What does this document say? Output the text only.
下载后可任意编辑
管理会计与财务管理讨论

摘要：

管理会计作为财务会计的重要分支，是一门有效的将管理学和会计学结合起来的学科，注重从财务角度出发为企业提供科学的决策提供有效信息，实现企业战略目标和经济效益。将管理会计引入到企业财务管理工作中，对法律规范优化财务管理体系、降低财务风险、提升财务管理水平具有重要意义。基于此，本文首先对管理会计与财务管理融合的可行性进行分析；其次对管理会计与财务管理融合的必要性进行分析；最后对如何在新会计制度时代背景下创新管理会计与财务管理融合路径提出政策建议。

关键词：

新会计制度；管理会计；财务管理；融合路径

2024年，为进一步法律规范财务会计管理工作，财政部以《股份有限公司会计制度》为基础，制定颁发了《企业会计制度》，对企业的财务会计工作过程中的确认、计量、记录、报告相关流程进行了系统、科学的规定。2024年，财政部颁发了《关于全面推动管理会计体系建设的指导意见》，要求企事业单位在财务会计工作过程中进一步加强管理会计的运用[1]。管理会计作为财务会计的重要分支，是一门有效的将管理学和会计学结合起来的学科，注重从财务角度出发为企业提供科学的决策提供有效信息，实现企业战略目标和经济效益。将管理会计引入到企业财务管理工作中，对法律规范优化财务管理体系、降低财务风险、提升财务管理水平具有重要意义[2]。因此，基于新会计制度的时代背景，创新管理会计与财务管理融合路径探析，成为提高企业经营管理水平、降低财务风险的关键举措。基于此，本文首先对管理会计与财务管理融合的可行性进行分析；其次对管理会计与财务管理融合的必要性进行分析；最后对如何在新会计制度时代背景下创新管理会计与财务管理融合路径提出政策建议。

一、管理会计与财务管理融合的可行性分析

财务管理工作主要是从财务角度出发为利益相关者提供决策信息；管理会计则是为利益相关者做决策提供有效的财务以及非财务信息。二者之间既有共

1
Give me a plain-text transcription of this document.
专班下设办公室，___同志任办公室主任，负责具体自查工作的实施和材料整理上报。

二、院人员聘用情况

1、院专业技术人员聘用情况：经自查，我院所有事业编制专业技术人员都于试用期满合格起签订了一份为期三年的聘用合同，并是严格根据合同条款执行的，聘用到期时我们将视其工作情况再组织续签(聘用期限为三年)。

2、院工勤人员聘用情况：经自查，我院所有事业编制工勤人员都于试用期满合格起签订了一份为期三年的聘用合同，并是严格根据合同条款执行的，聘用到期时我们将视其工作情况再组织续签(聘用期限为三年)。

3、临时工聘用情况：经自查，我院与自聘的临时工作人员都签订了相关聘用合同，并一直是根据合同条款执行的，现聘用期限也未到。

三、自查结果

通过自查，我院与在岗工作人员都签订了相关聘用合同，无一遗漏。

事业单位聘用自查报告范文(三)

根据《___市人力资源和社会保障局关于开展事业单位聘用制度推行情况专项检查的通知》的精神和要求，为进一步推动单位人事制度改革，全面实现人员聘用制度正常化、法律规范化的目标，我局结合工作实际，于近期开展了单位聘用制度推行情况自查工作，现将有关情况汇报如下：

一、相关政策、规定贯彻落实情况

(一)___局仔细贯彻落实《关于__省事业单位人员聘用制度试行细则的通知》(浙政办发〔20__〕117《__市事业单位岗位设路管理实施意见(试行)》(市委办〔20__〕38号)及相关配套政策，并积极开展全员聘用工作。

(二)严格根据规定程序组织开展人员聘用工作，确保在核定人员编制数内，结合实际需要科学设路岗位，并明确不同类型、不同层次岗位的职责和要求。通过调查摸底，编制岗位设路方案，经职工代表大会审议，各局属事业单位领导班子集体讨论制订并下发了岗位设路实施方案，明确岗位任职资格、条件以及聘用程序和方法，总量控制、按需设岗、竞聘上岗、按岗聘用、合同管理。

• • •

In the entries above, take the line containing "Give me a plain-text" and each later line through the last, and repeat them exactly. Output nothing else.

Give me a plain-text transcription of this document.
专班下设办公室，___同志任办公室主任，负责具体自查工作的实施和材料整理上报。

二、院人员聘用情况

1、院专业技术人员聘用情况：经自查，我院所有事业编制专业技术人员都于试用期满合格起签订了一份为期三年的聘用合同，并是严格根据合同条款执行的，聘用到期时我们将视其工作情况再组织续签(聘用期限为三年)。

2、院工勤人员聘用情况：经自查，我院所有事业编制工勤人员都于试用期满合格起签订了一份为期三年的聘用合同，并是严格根据合同条款执行的，聘用到期时我们将视其工作情况再组织续签(聘用期限为三年)。

3、临时工聘用情况：经自查，我院与自聘的临时工作人员都签订了相关聘用合同，并一直是根据合同条款执行的，现聘用期限也未到。

三、自查结果

通过自查，我院与在岗工作人员都签订了相关聘用合同，无一遗漏。

事业单位聘用自查报告范文(三)

根据《___市人力资源和社会保障局关于开展事业单位聘用制度推行情况专项检查的通知》的精神和要求，为进一步推动单位人事制度改革，全面实现人员聘用制度正常化、法律规范化的目标，我局结合工作实际，于近期开展了单位聘用制度推行情况自查工作，现将有关情况汇报如下：

一、相关政策、规定贯彻落实情况

(一)___局仔细贯彻落实《关于__省事业单位人员聘用制度试行细则的通知》(浙政办发〔20__〕117《__市事业单位岗位设路管理实施意见(试行)》(市委办〔20__〕38号)及相关配套政策，并积极开展全员聘用工作。

(二)严格根据规定程序组织开展人员聘用工作，确保在核定人员编制数内，结合实际需要科学设路岗位，并明确不同类型、不同层次岗位的职责和要求。通过调查摸底，编制岗位设路方案，经职工代表大会审议，各局属事业单位领导班子集体讨论制订并下发了岗位设路实施方案，明确岗位任职资格、条件以及聘用程序和方法，总量控制、按需设岗、竞聘上岗、按岗聘用、合同管理。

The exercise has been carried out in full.